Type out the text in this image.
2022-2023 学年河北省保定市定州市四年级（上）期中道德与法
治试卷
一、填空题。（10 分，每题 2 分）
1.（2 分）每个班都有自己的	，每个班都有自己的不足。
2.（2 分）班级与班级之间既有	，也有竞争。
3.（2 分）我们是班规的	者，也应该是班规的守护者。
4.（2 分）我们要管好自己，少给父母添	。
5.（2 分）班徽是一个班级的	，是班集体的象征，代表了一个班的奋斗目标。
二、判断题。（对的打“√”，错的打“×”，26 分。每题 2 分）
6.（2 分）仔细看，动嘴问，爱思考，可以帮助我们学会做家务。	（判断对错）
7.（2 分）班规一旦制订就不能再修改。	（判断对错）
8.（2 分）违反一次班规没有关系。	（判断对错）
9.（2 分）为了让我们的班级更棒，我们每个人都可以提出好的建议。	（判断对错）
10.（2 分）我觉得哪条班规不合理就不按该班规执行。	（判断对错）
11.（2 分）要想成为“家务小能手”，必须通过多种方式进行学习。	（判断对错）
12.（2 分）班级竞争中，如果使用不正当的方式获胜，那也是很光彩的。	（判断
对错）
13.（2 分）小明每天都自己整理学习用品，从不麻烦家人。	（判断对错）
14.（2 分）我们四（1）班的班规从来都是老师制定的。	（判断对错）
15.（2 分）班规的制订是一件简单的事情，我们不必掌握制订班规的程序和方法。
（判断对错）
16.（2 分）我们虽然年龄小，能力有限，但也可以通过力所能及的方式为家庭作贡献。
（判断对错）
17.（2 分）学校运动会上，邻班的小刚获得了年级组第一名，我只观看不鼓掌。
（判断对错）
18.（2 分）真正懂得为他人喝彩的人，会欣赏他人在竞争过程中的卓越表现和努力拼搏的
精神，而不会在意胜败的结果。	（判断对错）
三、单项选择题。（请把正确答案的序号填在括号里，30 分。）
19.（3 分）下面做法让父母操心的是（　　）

□ □ □

Your task: Quote the data in full, keeping each word unchanged.

Written answer:
Type out the text in this image.
2022-2023 学年河北省保定市定州市四年级（上）期中道德与法
治试卷
一、填空题。（10 分，每题 2 分）
1.（2 分）每个班都有自己的	，每个班都有自己的不足。
2.（2 分）班级与班级之间既有	，也有竞争。
3.（2 分）我们是班规的	者，也应该是班规的守护者。
4.（2 分）我们要管好自己，少给父母添	。
5.（2 分）班徽是一个班级的	，是班集体的象征，代表了一个班的奋斗目标。
二、判断题。（对的打“√”，错的打“×”，26 分。每题 2 分）
6.（2 分）仔细看，动嘴问，爱思考，可以帮助我们学会做家务。	（判断对错）
7.（2 分）班规一旦制订就不能再修改。	（判断对错）
8.（2 分）违反一次班规没有关系。	（判断对错）
9.（2 分）为了让我们的班级更棒，我们每个人都可以提出好的建议。	（判断对错）
10.（2 分）我觉得哪条班规不合理就不按该班规执行。	（判断对错）
11.（2 分）要想成为“家务小能手”，必须通过多种方式进行学习。	（判断对错）
12.（2 分）班级竞争中，如果使用不正当的方式获胜，那也是很光彩的。	（判断
对错）
13.（2 分）小明每天都自己整理学习用品，从不麻烦家人。	（判断对错）
14.（2 分）我们四（1）班的班规从来都是老师制定的。	（判断对错）
15.（2 分）班规的制订是一件简单的事情，我们不必掌握制订班规的程序和方法。
（判断对错）
16.（2 分）我们虽然年龄小，能力有限，但也可以通过力所能及的方式为家庭作贡献。
（判断对错）
17.（2 分）学校运动会上，邻班的小刚获得了年级组第一名，我只观看不鼓掌。
（判断对错）
18.（2 分）真正懂得为他人喝彩的人，会欣赏他人在竞争过程中的卓越表现和努力拼搏的
精神，而不会在意胜败的结果。	（判断对错）
三、单项选择题。（请把正确答案的序号填在括号里，30 分。）
19.（3 分）下面做法让父母操心的是（　　）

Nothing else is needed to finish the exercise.